_YOUR OBJECTIVE_.
Write out all of the entries exactly as given.

Records from a data source
|---|

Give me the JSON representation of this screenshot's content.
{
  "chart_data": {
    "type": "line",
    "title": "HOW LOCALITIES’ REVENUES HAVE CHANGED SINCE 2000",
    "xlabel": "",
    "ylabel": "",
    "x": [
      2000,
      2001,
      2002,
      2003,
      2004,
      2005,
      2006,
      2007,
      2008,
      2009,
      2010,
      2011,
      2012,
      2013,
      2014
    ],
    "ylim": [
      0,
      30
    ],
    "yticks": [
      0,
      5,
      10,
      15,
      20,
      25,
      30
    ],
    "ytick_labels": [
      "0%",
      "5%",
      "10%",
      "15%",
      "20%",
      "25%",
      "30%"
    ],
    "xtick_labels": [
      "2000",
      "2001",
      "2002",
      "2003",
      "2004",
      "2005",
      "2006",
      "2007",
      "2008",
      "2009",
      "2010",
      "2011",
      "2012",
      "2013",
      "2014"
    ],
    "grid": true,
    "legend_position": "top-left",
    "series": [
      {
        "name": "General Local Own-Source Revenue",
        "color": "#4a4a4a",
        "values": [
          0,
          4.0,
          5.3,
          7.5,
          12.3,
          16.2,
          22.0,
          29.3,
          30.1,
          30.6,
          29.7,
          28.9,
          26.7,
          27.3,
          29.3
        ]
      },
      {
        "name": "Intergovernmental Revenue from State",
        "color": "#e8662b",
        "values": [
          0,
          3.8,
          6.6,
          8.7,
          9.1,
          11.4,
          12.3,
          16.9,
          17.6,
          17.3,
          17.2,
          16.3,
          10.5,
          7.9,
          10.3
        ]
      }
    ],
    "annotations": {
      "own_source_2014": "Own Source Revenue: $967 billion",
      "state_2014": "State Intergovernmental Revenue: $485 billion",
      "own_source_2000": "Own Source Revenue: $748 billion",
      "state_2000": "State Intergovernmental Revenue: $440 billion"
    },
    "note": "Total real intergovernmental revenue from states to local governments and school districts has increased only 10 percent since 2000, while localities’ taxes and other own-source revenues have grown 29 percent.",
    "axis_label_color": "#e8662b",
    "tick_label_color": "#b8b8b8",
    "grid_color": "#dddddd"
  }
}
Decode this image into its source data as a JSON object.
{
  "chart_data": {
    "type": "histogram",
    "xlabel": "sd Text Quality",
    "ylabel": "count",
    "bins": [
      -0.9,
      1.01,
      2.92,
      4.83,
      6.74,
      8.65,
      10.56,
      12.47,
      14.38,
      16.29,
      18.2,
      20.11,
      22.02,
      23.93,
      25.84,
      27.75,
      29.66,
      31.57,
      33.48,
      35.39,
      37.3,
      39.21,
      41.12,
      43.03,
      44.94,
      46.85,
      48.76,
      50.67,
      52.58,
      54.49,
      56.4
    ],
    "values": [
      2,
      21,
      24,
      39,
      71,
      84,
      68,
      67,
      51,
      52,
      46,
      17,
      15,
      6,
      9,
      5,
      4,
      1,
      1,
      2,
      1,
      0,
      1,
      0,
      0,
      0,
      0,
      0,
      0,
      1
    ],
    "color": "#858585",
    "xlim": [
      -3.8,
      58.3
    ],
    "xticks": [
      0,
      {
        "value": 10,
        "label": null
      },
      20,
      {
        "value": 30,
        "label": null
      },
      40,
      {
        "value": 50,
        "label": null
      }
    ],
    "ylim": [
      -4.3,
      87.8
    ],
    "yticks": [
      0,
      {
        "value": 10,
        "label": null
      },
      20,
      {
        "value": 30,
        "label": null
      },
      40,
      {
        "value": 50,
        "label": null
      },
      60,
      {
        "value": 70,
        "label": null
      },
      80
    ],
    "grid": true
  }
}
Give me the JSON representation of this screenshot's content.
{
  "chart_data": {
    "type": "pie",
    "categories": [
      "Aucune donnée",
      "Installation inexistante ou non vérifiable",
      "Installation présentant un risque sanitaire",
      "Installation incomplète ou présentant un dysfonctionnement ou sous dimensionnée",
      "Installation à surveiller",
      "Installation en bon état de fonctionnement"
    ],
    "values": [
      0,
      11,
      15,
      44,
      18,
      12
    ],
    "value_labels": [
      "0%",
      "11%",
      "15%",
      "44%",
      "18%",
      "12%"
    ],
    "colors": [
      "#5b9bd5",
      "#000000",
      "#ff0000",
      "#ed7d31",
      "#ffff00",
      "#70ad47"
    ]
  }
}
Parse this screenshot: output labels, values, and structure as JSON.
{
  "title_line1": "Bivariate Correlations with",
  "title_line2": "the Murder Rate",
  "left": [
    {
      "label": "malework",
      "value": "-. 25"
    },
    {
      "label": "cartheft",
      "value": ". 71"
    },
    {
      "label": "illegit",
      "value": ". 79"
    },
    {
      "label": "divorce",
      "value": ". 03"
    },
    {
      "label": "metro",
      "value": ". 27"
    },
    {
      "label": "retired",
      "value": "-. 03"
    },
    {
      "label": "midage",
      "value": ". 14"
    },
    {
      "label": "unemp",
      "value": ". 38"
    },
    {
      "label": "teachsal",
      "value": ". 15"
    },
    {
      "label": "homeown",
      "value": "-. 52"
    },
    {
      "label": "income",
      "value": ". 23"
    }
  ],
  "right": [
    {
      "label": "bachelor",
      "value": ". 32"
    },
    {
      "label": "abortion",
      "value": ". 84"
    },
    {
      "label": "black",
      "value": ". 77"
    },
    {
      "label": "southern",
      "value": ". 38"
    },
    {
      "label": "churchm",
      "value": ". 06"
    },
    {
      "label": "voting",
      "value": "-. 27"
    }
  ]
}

|---|

_RESPONSE TO THE EXERCISE_.
Give me the JSON representation of this screenshot's content.
{
  "chart_data": {
    "type": "line",
    "title": "HOW LOCALITIES’ REVENUES HAVE CHANGED SINCE 2000",
    "xlabel": "",
    "ylabel": "",
    "x": [
      2000,
      2001,
      2002,
      2003,
      2004,
      2005,
      2006,
      2007,
      2008,
      2009,
      2010,
      2011,
      2012,
      2013,
      2014
    ],
    "ylim": [
      0,
      30
    ],
    "yticks": [
      0,
      5,
      10,
      15,
      20,
      25,
      30
    ],
    "ytick_labels": [
      "0%",
      "5%",
      "10%",
      "15%",
      "20%",
      "25%",
      "30%"
    ],
    "xtick_labels": [
      "2000",
      "2001",
      "2002",
      "2003",
      "2004",
      "2005",
      "2006",
      "2007",
      "2008",
      "2009",
      "2010",
      "2011",
      "2012",
      "2013",
      "2014"
    ],
    "grid": true,
    "legend_position": "top-left",
    "series": [
      {
        "name": "General Local Own-Source Revenue",
        "color": "#4a4a4a",
        "values": [
          0,
          4.0,
          5.3,
          7.5,
          12.3,
          16.2,
          22.0,
          29.3,
          30.1,
          30.6,
          29.7,
          28.9,
          26.7,
          27.3,
          29.3
        ]
      },
      {
        "name": "Intergovernmental Revenue from State",
        "color": "#e8662b",
        "values": [
          0,
          3.8,
          6.6,
          8.7,
          9.1,
          11.4,
          12.3,
          16.9,
          17.6,
          17.3,
          17.2,
          16.3,
          10.5,
          7.9,
          10.3
        ]
      }
    ],
    "annotations": {
      "own_source_2014": "Own Source Revenue: $967 billion",
      "state_2014": "State Intergovernmental Revenue: $485 billion",
      "own_source_2000": "Own Source Revenue: $748 billion",
      "state_2000": "State Intergovernmental Revenue: $440 billion"
    },
    "note": "Total real intergovernmental revenue from states to local governments and school districts has increased only 10 percent since 2000, while localities’ taxes and other own-source revenues have grown 29 percent.",
    "axis_label_color": "#e8662b",
    "tick_label_color": "#b8b8b8",
    "grid_color": "#dddddd"
  }
}
Decode this image into its source data as a JSON object.
{
  "chart_data": {
    "type": "histogram",
    "xlabel": "sd Text Quality",
    "ylabel": "count",
    "bins": [
      -0.9,
      1.01,
      2.92,
      4.83,
      6.74,
      8.65,
      10.56,
      12.47,
      14.38,
      16.29,
      18.2,
      20.11,
      22.02,
      23.93,
      25.84,
      27.75,
      29.66,
      31.57,
      33.48,
      35.39,
      37.3,
      39.21,
      41.12,
      43.03,
      44.94,
      46.85,
      48.76,
      50.67,
      52.58,
      54.49,
      56.4
    ],
    "values": [
      2,
      21,
      24,
      39,
      71,
      84,
      68,
      67,
      51,
      52,
      46,
      17,
      15,
      6,
      9,
      5,
      4,
      1,
      1,
      2,
      1,
      0,
      1,
      0,
      0,
      0,
      0,
      0,
      0,
      1
    ],
    "color": "#858585",
    "xlim": [
      -3.8,
      58.3
    ],
    "xticks": [
      0,
      {
        "value": 10,
        "label": null
      },
      20,
      {
        "value": 30,
        "label": null
      },
      40,
      {
        "value": 50,
        "label": null
      }
    ],
    "ylim": [
      -4.3,
      87.8
    ],
    "yticks": [
      0,
      {
        "value": 10,
        "label": null
      },
      20,
      {
        "value": 30,
        "label": null
      },
      40,
      {
        "value": 50,
        "label": null
      },
      60,
      {
        "value": 70,
        "label": null
      },
      80
    ],
    "grid": true
  }
}
Give me the JSON representation of this screenshot's content.
{
  "chart_data": {
    "type": "pie",
    "categories": [
      "Aucune donnée",
      "Installation inexistante ou non vérifiable",
      "Installation présentant un risque sanitaire",
      "Installation incomplète ou présentant un dysfonctionnement ou sous dimensionnée",
      "Installation à surveiller",
      "Installation en bon état de fonctionnement"
    ],
    "values": [
      0,
      11,
      15,
      44,
      18,
      12
    ],
    "value_labels": [
      "0%",
      "11%",
      "15%",
      "44%",
      "18%",
      "12%"
    ],
    "colors": [
      "#5b9bd5",
      "#000000",
      "#ff0000",
      "#ed7d31",
      "#ffff00",
      "#70ad47"
    ]
  }
}
Parse this screenshot: output labels, values, and structure as JSON.
{
  "title_line1": "Bivariate Correlations with",
  "title_line2": "the Murder Rate",
  "left": [
    {
      "label": "malework",
      "value": "-. 25"
    },
    {
      "label": "cartheft",
      "value": ". 71"
    },
    {
      "label": "illegit",
      "value": ". 79"
    },
    {
      "label": "divorce",
      "value": ". 03"
    },
    {
      "label": "metro",
      "value": ". 27"
    },
    {
      "label": "retired",
      "value": "-. 03"
    },
    {
      "label": "midage",
      "value": ". 14"
    },
    {
      "label": "unemp",
      "value": ". 38"
    },
    {
      "label": "teachsal",
      "value": ". 15"
    },
    {
      "label": "homeown",
      "value": "-. 52"
    },
    {
      "label": "income",
      "value": ". 23"
    }
  ],
  "right": [
    {
      "label": "bachelor",
      "value": ". 32"
    },
    {
      "label": "abortion",
      "value": ". 84"
    },
    {
      "label": "black",
      "value": ". 77"
    },
    {
      "label": "southern",
      "value": ". 38"
    },
    {
      "label": "churchm",
      "value": ". 06"
    },
    {
      "label": "voting",
      "value": "-. 27"
    }
  ]
}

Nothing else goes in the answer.